> **SHORT PROBLEM**
Can you reproduce the data beneath, keeping every line exact?

** start STORED ROWS **

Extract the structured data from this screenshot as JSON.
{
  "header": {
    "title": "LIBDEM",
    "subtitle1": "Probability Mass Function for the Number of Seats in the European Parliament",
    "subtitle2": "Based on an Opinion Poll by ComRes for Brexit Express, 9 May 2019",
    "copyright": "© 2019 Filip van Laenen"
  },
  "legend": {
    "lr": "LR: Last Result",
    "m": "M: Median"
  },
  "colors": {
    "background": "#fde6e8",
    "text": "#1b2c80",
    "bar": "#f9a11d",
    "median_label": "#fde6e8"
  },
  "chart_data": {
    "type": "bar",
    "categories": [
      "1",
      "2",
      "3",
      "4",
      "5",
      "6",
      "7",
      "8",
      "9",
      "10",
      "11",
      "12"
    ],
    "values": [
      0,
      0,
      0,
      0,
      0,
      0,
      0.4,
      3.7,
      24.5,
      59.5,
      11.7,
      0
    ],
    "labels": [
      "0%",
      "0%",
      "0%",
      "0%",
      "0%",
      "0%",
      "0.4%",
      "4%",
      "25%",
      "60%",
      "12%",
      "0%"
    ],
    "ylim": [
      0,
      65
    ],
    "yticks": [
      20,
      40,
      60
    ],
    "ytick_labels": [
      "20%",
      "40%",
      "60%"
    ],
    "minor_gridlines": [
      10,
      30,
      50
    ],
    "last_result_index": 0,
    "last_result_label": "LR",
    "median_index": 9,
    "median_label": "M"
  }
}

** end STORED ROWS **

> **RESULT FOR THIS TASK**
Extract the structured data from this screenshot as JSON.
{
  "header": {
    "title": "LIBDEM",
    "subtitle1": "Probability Mass Function for the Number of Seats in the European Parliament",
    "subtitle2": "Based on an Opinion Poll by ComRes for Brexit Express, 9 May 2019",
    "copyright": "© 2019 Filip van Laenen"
  },
  "legend": {
    "lr": "LR: Last Result",
    "m": "M: Median"
  },
  "colors": {
    "background": "#fde6e8",
    "text": "#1b2c80",
    "bar": "#f9a11d",
    "median_label": "#fde6e8"
  },
  "chart_data": {
    "type": "bar",
    "categories": [
      "1",
      "2",
      "3",
      "4",
      "5",
      "6",
      "7",
      "8",
      "9",
      "10",
      "11",
      "12"
    ],
    "values": [
      0,
      0,
      0,
      0,
      0,
      0,
      0.4,
      3.7,
      24.5,
      59.5,
      11.7,
      0
    ],
    "labels": [
      "0%",
      "0%",
      "0%",
      "0%",
      "0%",
      "0%",
      "0.4%",
      "4%",
      "25%",
      "60%",
      "12%",
      "0%"
    ],
    "ylim": [
      0,
      65
    ],
    "yticks": [
      20,
      40,
      60
    ],
    "ytick_labels": [
      "20%",
      "40%",
      "60%"
    ],
    "minor_gridlines": [
      10,
      30,
      50
    ],
    "last_result_index": 0,
    "last_result_label": "LR",
    "median_index": 9,
    "median_label": "M"
  }
}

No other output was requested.